[DATASET RECORDS start]
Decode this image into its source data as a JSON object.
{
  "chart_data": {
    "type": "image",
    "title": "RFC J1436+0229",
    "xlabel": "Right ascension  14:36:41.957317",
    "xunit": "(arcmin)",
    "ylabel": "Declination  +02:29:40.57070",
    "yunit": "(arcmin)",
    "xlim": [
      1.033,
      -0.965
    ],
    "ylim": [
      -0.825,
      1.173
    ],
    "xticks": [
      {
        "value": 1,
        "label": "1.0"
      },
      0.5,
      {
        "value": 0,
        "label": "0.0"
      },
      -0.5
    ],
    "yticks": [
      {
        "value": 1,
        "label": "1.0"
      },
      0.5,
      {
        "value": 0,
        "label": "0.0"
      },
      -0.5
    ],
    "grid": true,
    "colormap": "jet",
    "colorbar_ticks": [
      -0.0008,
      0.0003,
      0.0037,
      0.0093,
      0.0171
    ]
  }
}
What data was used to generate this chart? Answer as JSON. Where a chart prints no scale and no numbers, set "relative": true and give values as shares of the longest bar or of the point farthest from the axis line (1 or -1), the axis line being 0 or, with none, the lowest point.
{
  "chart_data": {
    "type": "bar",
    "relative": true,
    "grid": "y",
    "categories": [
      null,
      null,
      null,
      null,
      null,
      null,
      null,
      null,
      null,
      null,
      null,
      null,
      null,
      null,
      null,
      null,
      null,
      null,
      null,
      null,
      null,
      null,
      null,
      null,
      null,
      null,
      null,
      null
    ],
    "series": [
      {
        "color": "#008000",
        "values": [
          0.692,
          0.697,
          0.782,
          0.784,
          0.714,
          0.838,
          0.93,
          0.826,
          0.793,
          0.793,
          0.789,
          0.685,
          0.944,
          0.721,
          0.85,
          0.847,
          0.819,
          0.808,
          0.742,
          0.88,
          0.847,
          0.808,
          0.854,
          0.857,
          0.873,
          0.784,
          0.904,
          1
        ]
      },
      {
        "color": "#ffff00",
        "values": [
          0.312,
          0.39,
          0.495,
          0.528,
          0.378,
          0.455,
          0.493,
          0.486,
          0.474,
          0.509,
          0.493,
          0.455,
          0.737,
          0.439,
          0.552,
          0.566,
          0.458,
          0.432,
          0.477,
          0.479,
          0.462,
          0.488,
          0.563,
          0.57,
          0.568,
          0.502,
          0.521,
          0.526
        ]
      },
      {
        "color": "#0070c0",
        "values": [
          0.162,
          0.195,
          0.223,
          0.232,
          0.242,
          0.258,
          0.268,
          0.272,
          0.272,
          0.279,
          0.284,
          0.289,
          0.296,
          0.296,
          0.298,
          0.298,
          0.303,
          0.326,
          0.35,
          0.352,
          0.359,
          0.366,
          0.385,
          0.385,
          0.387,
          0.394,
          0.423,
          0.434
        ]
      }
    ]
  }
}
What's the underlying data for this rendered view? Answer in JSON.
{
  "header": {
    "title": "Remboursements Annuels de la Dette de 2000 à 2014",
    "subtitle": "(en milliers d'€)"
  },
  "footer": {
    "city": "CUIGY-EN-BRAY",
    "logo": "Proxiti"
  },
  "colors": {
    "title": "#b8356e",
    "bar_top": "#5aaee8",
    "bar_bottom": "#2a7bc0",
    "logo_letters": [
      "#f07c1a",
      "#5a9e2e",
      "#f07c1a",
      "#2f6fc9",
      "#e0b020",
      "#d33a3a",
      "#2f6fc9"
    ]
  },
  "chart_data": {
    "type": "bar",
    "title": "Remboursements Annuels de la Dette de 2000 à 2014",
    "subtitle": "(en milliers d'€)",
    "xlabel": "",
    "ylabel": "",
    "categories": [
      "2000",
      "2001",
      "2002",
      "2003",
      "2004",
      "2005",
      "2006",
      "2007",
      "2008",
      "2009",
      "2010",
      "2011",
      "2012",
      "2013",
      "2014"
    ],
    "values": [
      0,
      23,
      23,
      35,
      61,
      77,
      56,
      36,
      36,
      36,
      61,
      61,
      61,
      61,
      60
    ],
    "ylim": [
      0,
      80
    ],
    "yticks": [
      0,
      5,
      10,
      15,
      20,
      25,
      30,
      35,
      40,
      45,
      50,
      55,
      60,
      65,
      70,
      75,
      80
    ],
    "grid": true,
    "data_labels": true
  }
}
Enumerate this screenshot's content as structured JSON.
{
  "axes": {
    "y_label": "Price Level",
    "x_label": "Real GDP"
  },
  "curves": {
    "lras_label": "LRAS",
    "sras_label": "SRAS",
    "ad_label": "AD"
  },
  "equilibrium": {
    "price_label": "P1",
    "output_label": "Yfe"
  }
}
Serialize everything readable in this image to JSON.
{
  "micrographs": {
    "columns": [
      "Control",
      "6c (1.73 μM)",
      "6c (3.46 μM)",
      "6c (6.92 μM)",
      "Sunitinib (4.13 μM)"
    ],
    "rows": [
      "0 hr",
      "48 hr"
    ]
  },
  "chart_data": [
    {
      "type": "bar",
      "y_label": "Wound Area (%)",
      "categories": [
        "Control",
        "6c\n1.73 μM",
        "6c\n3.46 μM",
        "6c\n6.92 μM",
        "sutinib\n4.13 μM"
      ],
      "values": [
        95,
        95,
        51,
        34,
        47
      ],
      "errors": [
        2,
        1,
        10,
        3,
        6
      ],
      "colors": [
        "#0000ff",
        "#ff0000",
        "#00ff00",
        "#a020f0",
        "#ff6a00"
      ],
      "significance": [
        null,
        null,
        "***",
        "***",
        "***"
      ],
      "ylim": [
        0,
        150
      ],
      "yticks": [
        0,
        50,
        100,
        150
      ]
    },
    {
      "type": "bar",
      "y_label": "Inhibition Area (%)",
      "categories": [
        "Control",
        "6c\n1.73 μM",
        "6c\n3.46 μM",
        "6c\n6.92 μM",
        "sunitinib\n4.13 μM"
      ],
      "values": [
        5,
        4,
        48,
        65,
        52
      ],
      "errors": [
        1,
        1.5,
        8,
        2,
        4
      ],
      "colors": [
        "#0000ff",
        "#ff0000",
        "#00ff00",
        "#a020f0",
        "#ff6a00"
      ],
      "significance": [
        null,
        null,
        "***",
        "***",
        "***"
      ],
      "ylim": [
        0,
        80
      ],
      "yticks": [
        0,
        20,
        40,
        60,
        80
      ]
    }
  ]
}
[DATASET RECORDS end]
Produce an exact copy of all the records.

Decode this image into its source data as a JSON object.
{
  "chart_data": {
    "type": "image",
    "title": "RFC J1436+0229",
    "xlabel": "Right ascension  14:36:41.957317",
    "xunit": "(arcmin)",
    "ylabel": "Declination  +02:29:40.57070",
    "yunit": "(arcmin)",
    "xlim": [
      1.033,
      -0.965
    ],
    "ylim": [
      -0.825,
      1.173
    ],
    "xticks": [
      {
        "value": 1,
        "label": "1.0"
      },
      0.5,
      {
        "value": 0,
        "label": "0.0"
      },
      -0.5
    ],
    "yticks": [
      {
        "value": 1,
        "label": "1.0"
      },
      0.5,
      {
        "value": 0,
        "label": "0.0"
      },
      -0.5
    ],
    "grid": true,
    "colormap": "jet",
    "colorbar_ticks": [
      -0.0008,
      0.0003,
      0.0037,
      0.0093,
      0.0171
    ]
  }
}
What data was used to generate this chart? Answer as JSON. Where a chart prints no scale and no numbers, set "relative": true and give values as shares of the longest bar or of the point farthest from the axis line (1 or -1), the axis line being 0 or, with none, the lowest point.
{
  "chart_data": {
    "type": "bar",
    "relative": true,
    "grid": "y",
    "categories": [
      null,
      null,
      null,
      null,
      null,
      null,
      null,
      null,
      null,
      null,
      null,
      null,
      null,
      null,
      null,
      null,
      null,
      null,
      null,
      null,
      null,
      null,
      null,
      null,
      null,
      null,
      null,
      null
    ],
    "series": [
      {
        "color": "#008000",
        "values": [
          0.692,
          0.697,
          0.782,
          0.784,
          0.714,
          0.838,
          0.93,
          0.826,
          0.793,
          0.793,
          0.789,
          0.685,
          0.944,
          0.721,
          0.85,
          0.847,
          0.819,
          0.808,
          0.742,
          0.88,
          0.847,
          0.808,
          0.854,
          0.857,
          0.873,
          0.784,
          0.904,
          1
        ]
      },
      {
        "color": "#ffff00",
        "values": [
          0.312,
          0.39,
          0.495,
          0.528,
          0.378,
          0.455,
          0.493,
          0.486,
          0.474,
          0.509,
          0.493,
          0.455,
          0.737,
          0.439,
          0.552,
          0.566,
          0.458,
          0.432,
          0.477,
          0.479,
          0.462,
          0.488,
          0.563,
          0.57,
          0.568,
          0.502,
          0.521,
          0.526
        ]
      },
      {
        "color": "#0070c0",
        "values": [
          0.162,
          0.195,
          0.223,
          0.232,
          0.242,
          0.258,
          0.268,
          0.272,
          0.272,
          0.279,
          0.284,
          0.289,
          0.296,
          0.296,
          0.298,
          0.298,
          0.303,
          0.326,
          0.35,
          0.352,
          0.359,
          0.366,
          0.385,
          0.385,
          0.387,
          0.394,
          0.423,
          0.434
        ]
      }
    ]
  }
}
What's the underlying data for this rendered view? Answer in JSON.
{
  "header": {
    "title": "Remboursements Annuels de la Dette de 2000 à 2014",
    "subtitle": "(en milliers d'€)"
  },
  "footer": {
    "city": "CUIGY-EN-BRAY",
    "logo": "Proxiti"
  },
  "colors": {
    "title": "#b8356e",
    "bar_top": "#5aaee8",
    "bar_bottom": "#2a7bc0",
    "logo_letters": [
      "#f07c1a",
      "#5a9e2e",
      "#f07c1a",
      "#2f6fc9",
      "#e0b020",
      "#d33a3a",
      "#2f6fc9"
    ]
  },
  "chart_data": {
    "type": "bar",
    "title": "Remboursements Annuels de la Dette de 2000 à 2014",
    "subtitle": "(en milliers d'€)",
    "xlabel": "",
    "ylabel": "",
    "categories": [
      "2000",
      "2001",
      "2002",
      "2003",
      "2004",
      "2005",
      "2006",
      "2007",
      "2008",
      "2009",
      "2010",
      "2011",
      "2012",
      "2013",
      "2014"
    ],
    "values": [
      0,
      23,
      23,
      35,
      61,
      77,
      56,
      36,
      36,
      36,
      61,
      61,
      61,
      61,
      60
    ],
    "ylim": [
      0,
      80
    ],
    "yticks": [
      0,
      5,
      10,
      15,
      20,
      25,
      30,
      35,
      40,
      45,
      50,
      55,
      60,
      65,
      70,
      75,
      80
    ],
    "grid": true,
    "data_labels": true
  }
}
Enumerate this screenshot's content as structured JSON.
{
  "axes": {
    "y_label": "Price Level",
    "x_label": "Real GDP"
  },
  "curves": {
    "lras_label": "LRAS",
    "sras_label": "SRAS",
    "ad_label": "AD"
  },
  "equilibrium": {
    "price_label": "P1",
    "output_label": "Yfe"
  }
}
Serialize everything readable in this image to JSON.
{
  "micrographs": {
    "columns": [
      "Control",
      "6c (1.73 μM)",
      "6c (3.46 μM)",
      "6c (6.92 μM)",
      "Sunitinib (4.13 μM)"
    ],
    "rows": [
      "0 hr",
      "48 hr"
    ]
  },
  "chart_data": [
    {
      "type": "bar",
      "y_label": "Wound Area (%)",
      "categories": [
        "Control",
        "6c\n1.73 μM",
        "6c\n3.46 μM",
        "6c\n6.92 μM",
        "sutinib\n4.13 μM"
      ],
      "values": [
        95,
        95,
        51,
        34,
        47
      ],
      "errors": [
        2,
        1,
        10,
        3,
        6
      ],
      "colors": [
        "#0000ff",
        "#ff0000",
        "#00ff00",
        "#a020f0",
        "#ff6a00"
      ],
      "significance": [
        null,
        null,
        "***",
        "***",
        "***"
      ],
      "ylim": [
        0,
        150
      ],
      "yticks": [
        0,
        50,
        100,
        150
      ]
    },
    {
      "type": "bar",
      "y_label": "Inhibition Area (%)",
      "categories": [
        "Control",
        "6c\n1.73 μM",
        "6c\n3.46 μM",
        "6c\n6.92 μM",
        "sunitinib\n4.13 μM"
      ],
      "values": [
        5,
        4,
        48,
        65,
        52
      ],
      "errors": [
        1,
        1.5,
        8,
        2,
        4
      ],
      "colors": [
        "#0000ff",
        "#ff0000",
        "#00ff00",
        "#a020f0",
        "#ff6a00"
      ],
      "significance": [
        null,
        null,
        "***",
        "***",
        "***"
      ],
      "ylim": [
        0,
        80
      ],
      "yticks": [
        0,
        20,
        40,
        60,
        80
      ]
    }
  ]
}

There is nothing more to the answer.